-------- Material shown --------
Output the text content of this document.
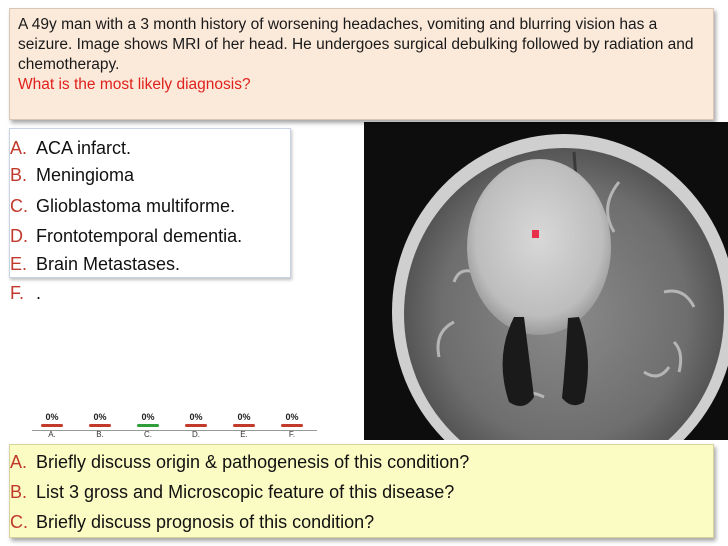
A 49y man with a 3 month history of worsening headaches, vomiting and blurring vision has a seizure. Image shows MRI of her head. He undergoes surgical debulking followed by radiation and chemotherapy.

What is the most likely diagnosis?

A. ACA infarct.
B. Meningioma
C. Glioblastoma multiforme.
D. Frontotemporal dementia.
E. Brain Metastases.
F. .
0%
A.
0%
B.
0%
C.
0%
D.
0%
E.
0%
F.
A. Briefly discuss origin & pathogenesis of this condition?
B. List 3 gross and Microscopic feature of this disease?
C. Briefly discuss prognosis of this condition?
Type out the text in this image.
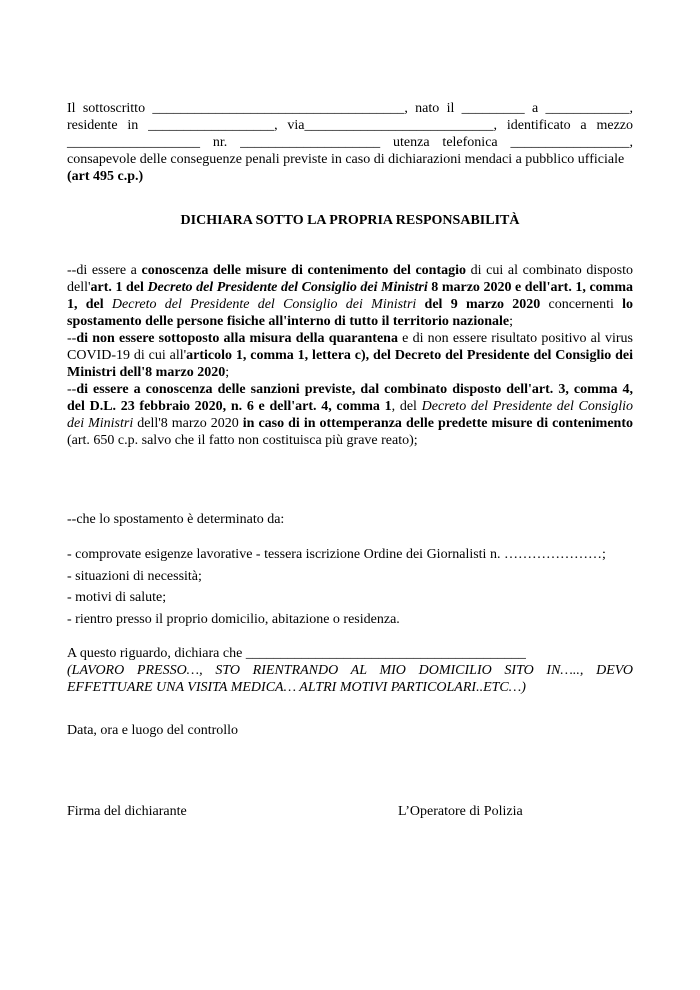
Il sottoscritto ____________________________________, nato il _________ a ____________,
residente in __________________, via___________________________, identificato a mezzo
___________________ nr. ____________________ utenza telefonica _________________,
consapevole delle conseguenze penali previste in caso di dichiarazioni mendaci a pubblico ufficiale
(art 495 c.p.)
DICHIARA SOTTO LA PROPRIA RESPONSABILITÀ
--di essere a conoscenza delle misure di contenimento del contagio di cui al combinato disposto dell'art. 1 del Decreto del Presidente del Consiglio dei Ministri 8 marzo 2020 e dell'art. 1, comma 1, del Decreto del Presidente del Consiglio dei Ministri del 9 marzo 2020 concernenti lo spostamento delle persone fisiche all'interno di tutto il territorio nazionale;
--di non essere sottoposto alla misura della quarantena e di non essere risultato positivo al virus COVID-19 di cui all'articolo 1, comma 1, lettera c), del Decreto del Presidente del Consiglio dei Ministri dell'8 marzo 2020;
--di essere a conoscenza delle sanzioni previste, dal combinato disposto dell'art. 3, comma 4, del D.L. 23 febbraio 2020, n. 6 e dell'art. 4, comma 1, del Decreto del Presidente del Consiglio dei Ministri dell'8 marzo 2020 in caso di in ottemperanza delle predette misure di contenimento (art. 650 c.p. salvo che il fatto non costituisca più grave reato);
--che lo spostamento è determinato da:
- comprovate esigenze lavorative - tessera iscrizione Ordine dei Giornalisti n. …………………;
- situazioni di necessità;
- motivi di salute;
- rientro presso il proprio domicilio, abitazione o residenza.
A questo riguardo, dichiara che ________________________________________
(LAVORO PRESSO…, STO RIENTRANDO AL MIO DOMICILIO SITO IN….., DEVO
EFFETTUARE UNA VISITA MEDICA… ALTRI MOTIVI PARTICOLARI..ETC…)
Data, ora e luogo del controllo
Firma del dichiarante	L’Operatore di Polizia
--------
For this exercise, transcribe the data above line by line, exactly, with pictures omitted.

◆ **Solution**
Output the text content of this document.
A 49y man with a 3 month history of worsening headaches, vomiting and blurring vision has a seizure. Image shows MRI of her head. He undergoes surgical debulking followed by radiation and chemotherapy.

What is the most likely diagnosis?

A. ACA infarct.
B. Meningioma
C. Glioblastoma multiforme.
D. Frontotemporal dementia.
E. Brain Metastases.
F. .
0%
A.
0%
B.
0%
C.
0%
D.
0%
E.
0%
F.
A. Briefly discuss origin & pathogenesis of this condition?
B. List 3 gross and Microscopic feature of this disease?
C. Briefly discuss prognosis of this condition?
Type out the text in this image.
Il sottoscritto ____________________________________, nato il _________ a ____________,
residente in __________________, via___________________________, identificato a mezzo
___________________ nr. ____________________ utenza telefonica _________________,
consapevole delle conseguenze penali previste in caso di dichiarazioni mendaci a pubblico ufficiale
(art 495 c.p.)
DICHIARA SOTTO LA PROPRIA RESPONSABILITÀ
--di essere a conoscenza delle misure di contenimento del contagio di cui al combinato disposto dell'art. 1 del Decreto del Presidente del Consiglio dei Ministri 8 marzo 2020 e dell'art. 1, comma 1, del Decreto del Presidente del Consiglio dei Ministri del 9 marzo 2020 concernenti lo spostamento delle persone fisiche all'interno di tutto il territorio nazionale;
--di non essere sottoposto alla misura della quarantena e di non essere risultato positivo al virus COVID-19 di cui all'articolo 1, comma 1, lettera c), del Decreto del Presidente del Consiglio dei Ministri dell'8 marzo 2020;
--di essere a conoscenza delle sanzioni previste, dal combinato disposto dell'art. 3, comma 4, del D.L. 23 febbraio 2020, n. 6 e dell'art. 4, comma 1, del Decreto del Presidente del Consiglio dei Ministri dell'8 marzo 2020 in caso di in ottemperanza delle predette misure di contenimento (art. 650 c.p. salvo che il fatto non costituisca più grave reato);
--che lo spostamento è determinato da:
- comprovate esigenze lavorative - tessera iscrizione Ordine dei Giornalisti n. …………………;
- situazioni di necessità;
- motivi di salute;
- rientro presso il proprio domicilio, abitazione o residenza.
A questo riguardo, dichiara che ________________________________________
(LAVORO PRESSO…, STO RIENTRANDO AL MIO DOMICILIO SITO IN….., DEVO
EFFETTUARE UNA VISITA MEDICA… ALTRI MOTIVI PARTICOLARI..ETC…)
Data, ora e luogo del controllo
Firma del dichiarante	L’Operatore di Polizia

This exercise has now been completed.